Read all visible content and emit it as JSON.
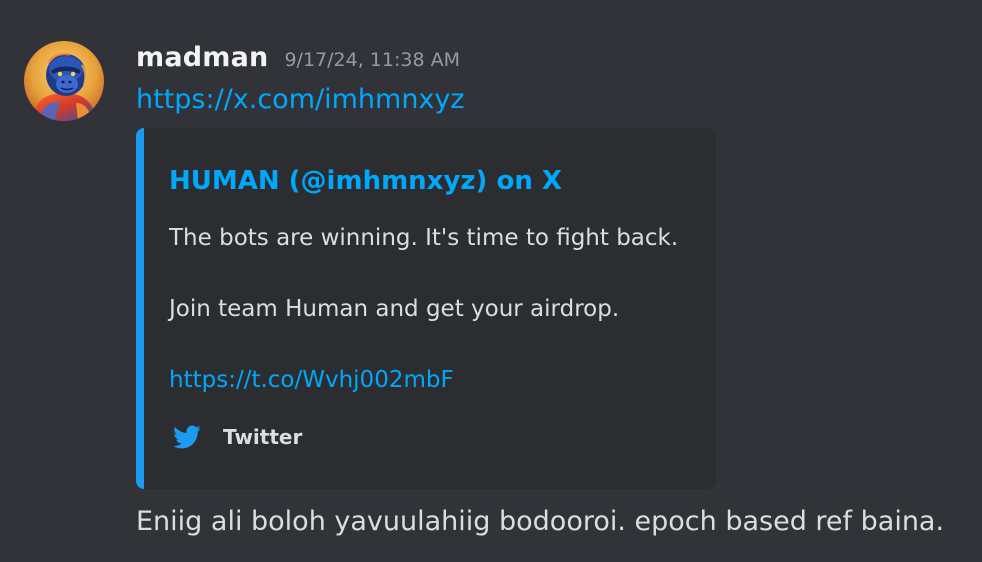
{
  "message": {
    "author": "madman",
    "timestamp": "9/17/24, 11:38 AM",
    "link": "https://x.com/imhmnxyz",
    "text": "Eniig ali boloh yavuulahiig bodooroi. epoch based ref baina."
  },
  "embed": {
    "accent_color": "#1d9bf0",
    "title": "HUMAN (@imhmnxyz) on X",
    "description_line1": "The bots are winning. It's time to fight back.",
    "description_line2": "Join team Human and get your airdrop.",
    "short_url": "https://t.co/Wvhj002mbF",
    "footer_icon": "twitter-bird-icon",
    "footer_text": "Twitter"
  },
  "colors": {
    "background": "#313338",
    "link": "#00a8fc",
    "embed_background": "#2b2d31",
    "username": "#f2f3f5",
    "timestamp": "#949ba4"
  }
}
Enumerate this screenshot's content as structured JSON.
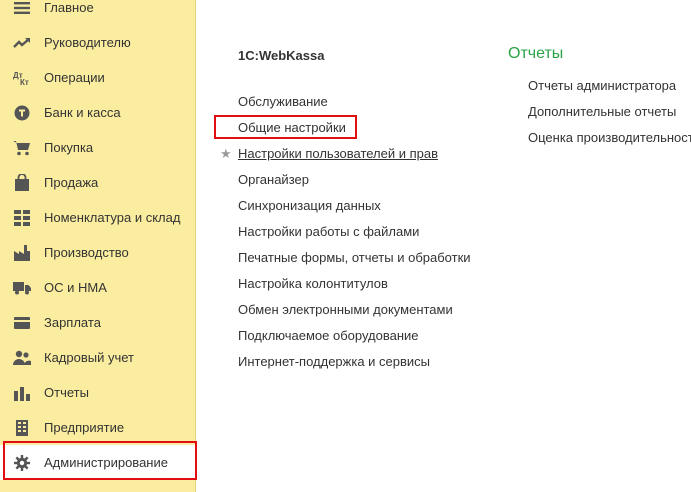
{
  "sidebar": {
    "items": [
      {
        "label": "Главное",
        "icon": "menu-icon"
      },
      {
        "label": "Руководителю",
        "icon": "trend-icon"
      },
      {
        "label": "Операции",
        "icon": "debit-credit-icon"
      },
      {
        "label": "Банк и касса",
        "icon": "coin-icon"
      },
      {
        "label": "Покупка",
        "icon": "cart-icon"
      },
      {
        "label": "Продажа",
        "icon": "bag-icon"
      },
      {
        "label": "Номенклатура и склад",
        "icon": "grid-icon"
      },
      {
        "label": "Производство",
        "icon": "factory-icon"
      },
      {
        "label": "ОС и НМА",
        "icon": "truck-icon"
      },
      {
        "label": "Зарплата",
        "icon": "wallet-icon"
      },
      {
        "label": "Кадровый учет",
        "icon": "people-icon"
      },
      {
        "label": "Отчеты",
        "icon": "bar-chart-icon"
      },
      {
        "label": "Предприятие",
        "icon": "building-icon"
      },
      {
        "label": "Администрирование",
        "icon": "gear-icon"
      }
    ]
  },
  "main": {
    "section_title": "1C:WebKassa",
    "links": [
      "Обслуживание",
      "Общие настройки",
      "Настройки пользователей и прав",
      "Органайзер",
      "Синхронизация данных",
      "Настройки работы с файлами",
      "Печатные формы, отчеты и обработки",
      "Настройка колонтитулов",
      "Обмен электронными документами",
      "Подключаемое оборудование",
      "Интернет-поддержка и сервисы"
    ],
    "star": "★"
  },
  "reports": {
    "title": "Отчеты",
    "links": [
      "Отчеты администратора",
      "Дополнительные отчеты",
      "Оценка производительност"
    ]
  },
  "colors": {
    "sidebar_bg": "#fbeda0",
    "highlight_frame": "#e01010",
    "reports_title": "#2aa347"
  }
}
- - -
**The task**
Show, from the listing above, each line that contains the word "JSON".

**Result for this exercise**
Read all visible content and emit it as JSON.
Enumerate this screenshot's content as structured JSON.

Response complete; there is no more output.